◆ Prompt ◆
Copy only this range: the line with "What data populates" through the final line of the material, inclusive at both ends.

_ _ _ _

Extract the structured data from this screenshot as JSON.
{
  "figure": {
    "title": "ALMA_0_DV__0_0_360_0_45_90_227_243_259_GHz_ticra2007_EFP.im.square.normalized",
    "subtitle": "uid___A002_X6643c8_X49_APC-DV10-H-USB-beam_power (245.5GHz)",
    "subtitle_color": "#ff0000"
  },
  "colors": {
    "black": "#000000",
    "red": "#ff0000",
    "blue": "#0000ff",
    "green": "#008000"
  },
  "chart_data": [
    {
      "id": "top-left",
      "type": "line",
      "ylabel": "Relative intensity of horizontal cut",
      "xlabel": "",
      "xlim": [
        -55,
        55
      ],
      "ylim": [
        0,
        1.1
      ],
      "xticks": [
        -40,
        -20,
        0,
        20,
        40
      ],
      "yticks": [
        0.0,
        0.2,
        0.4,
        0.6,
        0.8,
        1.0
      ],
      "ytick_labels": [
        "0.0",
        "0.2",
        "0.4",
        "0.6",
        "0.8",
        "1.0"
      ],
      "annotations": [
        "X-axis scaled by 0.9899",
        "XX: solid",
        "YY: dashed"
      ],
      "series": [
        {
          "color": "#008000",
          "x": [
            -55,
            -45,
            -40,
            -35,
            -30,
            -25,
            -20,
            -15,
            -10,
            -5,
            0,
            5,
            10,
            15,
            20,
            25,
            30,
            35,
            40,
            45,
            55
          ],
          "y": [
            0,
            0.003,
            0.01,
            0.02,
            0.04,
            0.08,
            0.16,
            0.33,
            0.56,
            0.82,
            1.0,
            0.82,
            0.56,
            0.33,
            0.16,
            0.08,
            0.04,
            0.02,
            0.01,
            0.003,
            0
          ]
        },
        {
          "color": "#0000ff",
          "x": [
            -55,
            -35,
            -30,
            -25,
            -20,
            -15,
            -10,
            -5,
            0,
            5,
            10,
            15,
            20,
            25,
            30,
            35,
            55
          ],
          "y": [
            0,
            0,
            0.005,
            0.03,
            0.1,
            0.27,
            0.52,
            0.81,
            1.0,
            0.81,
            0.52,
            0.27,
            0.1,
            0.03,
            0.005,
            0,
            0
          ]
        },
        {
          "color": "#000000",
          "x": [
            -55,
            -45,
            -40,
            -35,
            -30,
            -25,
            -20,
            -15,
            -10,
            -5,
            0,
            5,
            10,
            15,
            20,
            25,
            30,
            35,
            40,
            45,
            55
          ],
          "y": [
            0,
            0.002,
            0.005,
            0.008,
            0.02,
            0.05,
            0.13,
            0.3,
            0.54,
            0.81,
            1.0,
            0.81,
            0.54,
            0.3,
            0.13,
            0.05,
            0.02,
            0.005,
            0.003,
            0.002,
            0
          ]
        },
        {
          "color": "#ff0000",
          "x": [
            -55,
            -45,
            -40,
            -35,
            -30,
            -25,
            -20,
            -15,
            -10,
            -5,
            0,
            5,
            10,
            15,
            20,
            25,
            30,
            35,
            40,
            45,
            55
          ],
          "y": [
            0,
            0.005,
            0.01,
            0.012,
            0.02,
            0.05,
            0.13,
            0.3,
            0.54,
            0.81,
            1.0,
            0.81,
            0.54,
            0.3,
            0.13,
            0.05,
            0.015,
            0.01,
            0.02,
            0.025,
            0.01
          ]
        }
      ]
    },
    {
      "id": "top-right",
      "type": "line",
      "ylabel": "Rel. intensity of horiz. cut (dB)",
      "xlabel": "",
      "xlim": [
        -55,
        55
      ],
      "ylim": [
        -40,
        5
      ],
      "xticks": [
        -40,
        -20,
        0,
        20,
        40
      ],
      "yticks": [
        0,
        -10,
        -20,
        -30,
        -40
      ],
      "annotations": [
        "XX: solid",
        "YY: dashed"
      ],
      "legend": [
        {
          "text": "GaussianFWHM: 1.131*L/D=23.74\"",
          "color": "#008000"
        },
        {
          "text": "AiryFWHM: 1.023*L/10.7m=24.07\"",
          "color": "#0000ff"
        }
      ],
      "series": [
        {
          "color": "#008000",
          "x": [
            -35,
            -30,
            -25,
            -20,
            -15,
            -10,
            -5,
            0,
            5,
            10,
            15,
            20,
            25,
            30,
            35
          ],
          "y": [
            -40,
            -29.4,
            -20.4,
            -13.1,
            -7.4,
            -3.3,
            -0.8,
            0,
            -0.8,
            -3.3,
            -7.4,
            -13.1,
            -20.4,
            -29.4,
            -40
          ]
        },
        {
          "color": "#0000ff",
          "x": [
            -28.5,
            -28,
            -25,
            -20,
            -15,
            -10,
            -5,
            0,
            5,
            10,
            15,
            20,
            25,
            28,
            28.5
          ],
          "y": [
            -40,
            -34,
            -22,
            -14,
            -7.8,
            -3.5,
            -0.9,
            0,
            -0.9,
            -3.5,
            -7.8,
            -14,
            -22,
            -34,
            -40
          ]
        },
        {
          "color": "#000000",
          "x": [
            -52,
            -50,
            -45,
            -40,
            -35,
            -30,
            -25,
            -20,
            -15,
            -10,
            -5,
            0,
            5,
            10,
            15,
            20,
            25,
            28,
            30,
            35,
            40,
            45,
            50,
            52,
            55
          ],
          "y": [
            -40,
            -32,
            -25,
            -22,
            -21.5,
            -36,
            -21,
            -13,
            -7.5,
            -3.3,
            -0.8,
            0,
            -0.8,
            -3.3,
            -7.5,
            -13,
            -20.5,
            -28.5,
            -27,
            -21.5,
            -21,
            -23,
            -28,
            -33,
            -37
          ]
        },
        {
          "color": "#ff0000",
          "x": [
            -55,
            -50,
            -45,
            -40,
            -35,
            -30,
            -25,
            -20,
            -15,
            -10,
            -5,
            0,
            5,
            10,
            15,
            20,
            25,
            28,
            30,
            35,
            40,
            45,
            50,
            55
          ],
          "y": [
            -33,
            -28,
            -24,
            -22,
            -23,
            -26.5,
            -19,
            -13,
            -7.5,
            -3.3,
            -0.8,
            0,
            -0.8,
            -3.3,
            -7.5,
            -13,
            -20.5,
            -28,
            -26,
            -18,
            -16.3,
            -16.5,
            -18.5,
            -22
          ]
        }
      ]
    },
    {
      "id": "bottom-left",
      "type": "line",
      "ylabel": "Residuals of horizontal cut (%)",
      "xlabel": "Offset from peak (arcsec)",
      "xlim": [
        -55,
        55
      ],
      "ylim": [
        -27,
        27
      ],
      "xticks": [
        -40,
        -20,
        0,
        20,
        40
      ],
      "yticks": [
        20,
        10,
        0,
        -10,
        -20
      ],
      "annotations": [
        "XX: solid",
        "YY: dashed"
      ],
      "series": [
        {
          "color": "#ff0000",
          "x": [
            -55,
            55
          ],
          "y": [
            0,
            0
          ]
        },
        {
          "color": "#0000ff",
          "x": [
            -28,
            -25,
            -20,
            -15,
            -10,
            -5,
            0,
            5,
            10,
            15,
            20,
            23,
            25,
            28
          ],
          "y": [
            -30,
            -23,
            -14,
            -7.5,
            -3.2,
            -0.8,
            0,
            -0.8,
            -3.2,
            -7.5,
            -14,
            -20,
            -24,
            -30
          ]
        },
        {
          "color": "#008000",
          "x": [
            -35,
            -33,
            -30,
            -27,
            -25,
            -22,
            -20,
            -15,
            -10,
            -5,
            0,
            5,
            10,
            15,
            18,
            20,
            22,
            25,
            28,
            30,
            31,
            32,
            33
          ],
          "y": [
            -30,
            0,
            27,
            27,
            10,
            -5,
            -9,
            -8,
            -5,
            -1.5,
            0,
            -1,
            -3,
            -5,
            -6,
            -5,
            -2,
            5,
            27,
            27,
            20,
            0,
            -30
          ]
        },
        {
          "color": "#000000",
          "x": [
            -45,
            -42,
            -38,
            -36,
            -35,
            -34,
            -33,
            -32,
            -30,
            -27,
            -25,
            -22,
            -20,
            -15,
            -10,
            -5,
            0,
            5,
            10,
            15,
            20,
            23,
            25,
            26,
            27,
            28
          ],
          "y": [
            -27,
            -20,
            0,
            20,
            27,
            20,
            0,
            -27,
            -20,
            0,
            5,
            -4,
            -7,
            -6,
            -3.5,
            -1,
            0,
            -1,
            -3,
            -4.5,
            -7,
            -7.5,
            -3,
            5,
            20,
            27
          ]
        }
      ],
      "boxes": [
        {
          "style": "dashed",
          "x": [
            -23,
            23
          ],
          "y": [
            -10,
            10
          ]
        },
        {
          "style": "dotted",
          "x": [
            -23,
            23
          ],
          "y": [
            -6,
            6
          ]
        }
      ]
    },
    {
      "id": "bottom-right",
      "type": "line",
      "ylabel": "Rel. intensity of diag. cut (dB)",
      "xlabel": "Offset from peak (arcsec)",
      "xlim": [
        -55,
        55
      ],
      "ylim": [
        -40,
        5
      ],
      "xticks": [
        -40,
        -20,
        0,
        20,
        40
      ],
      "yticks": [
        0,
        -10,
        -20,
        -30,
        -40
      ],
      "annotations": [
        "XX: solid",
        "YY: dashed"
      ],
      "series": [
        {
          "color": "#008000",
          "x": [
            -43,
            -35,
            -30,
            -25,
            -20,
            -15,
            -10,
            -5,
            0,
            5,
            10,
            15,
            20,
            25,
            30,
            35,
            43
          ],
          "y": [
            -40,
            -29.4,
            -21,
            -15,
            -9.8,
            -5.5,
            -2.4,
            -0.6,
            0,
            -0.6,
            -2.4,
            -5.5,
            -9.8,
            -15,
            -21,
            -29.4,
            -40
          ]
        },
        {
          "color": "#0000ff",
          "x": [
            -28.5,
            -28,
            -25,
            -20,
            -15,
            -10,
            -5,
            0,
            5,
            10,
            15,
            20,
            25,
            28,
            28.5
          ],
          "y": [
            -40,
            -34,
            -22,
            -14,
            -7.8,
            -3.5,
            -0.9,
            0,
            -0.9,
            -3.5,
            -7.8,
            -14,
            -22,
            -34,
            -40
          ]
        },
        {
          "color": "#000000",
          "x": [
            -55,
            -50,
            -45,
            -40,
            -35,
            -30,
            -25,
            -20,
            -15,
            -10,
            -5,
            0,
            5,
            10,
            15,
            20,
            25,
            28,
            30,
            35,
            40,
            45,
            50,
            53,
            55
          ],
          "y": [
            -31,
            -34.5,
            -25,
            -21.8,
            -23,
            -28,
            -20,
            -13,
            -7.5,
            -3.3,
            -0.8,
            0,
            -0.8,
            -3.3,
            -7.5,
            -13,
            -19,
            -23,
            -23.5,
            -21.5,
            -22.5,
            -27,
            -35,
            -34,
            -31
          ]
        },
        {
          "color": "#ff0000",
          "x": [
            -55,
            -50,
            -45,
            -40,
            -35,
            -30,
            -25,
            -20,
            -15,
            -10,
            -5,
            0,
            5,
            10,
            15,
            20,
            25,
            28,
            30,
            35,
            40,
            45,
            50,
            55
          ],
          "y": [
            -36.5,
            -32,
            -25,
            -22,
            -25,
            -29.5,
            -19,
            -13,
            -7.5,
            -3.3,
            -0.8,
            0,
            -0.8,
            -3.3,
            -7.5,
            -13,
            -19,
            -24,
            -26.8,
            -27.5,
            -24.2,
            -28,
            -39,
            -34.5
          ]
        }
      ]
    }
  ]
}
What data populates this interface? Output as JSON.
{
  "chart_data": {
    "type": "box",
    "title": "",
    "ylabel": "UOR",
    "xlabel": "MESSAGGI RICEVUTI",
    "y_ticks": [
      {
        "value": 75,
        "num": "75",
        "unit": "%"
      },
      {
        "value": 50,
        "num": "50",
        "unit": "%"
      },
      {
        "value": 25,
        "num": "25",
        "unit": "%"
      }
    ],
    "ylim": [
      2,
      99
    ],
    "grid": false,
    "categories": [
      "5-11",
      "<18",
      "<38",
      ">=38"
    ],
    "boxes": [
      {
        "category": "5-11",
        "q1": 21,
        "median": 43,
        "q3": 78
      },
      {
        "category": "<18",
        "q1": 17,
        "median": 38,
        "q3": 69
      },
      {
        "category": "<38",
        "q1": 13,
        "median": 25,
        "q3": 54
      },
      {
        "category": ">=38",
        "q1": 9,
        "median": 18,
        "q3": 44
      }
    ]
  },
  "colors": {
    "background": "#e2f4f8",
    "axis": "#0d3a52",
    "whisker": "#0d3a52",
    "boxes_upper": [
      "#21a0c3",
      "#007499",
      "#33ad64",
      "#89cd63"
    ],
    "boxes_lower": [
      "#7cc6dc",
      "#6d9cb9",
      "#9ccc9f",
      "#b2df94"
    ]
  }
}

_ _ _ _

◆ Finished exercise ◆
What data populates this interface? Output as JSON.
{
  "chart_data": {
    "type": "box",
    "title": "",
    "ylabel": "UOR",
    "xlabel": "MESSAGGI RICEVUTI",
    "y_ticks": [
      {
        "value": 75,
        "num": "75",
        "unit": "%"
      },
      {
        "value": 50,
        "num": "50",
        "unit": "%"
      },
      {
        "value": 25,
        "num": "25",
        "unit": "%"
      }
    ],
    "ylim": [
      2,
      99
    ],
    "grid": false,
    "categories": [
      "5-11",
      "<18",
      "<38",
      ">=38"
    ],
    "boxes": [
      {
        "category": "5-11",
        "q1": 21,
        "median": 43,
        "q3": 78
      },
      {
        "category": "<18",
        "q1": 17,
        "median": 38,
        "q3": 69
      },
      {
        "category": "<38",
        "q1": 13,
        "median": 25,
        "q3": 54
      },
      {
        "category": ">=38",
        "q1": 9,
        "median": 18,
        "q3": 44
      }
    ]
  },
  "colors": {
    "background": "#e2f4f8",
    "axis": "#0d3a52",
    "whisker": "#0d3a52",
    "boxes_upper": [
      "#21a0c3",
      "#007499",
      "#33ad64",
      "#89cd63"
    ],
    "boxes_lower": [
      "#7cc6dc",
      "#6d9cb9",
      "#9ccc9f",
      "#b2df94"
    ]
  }
}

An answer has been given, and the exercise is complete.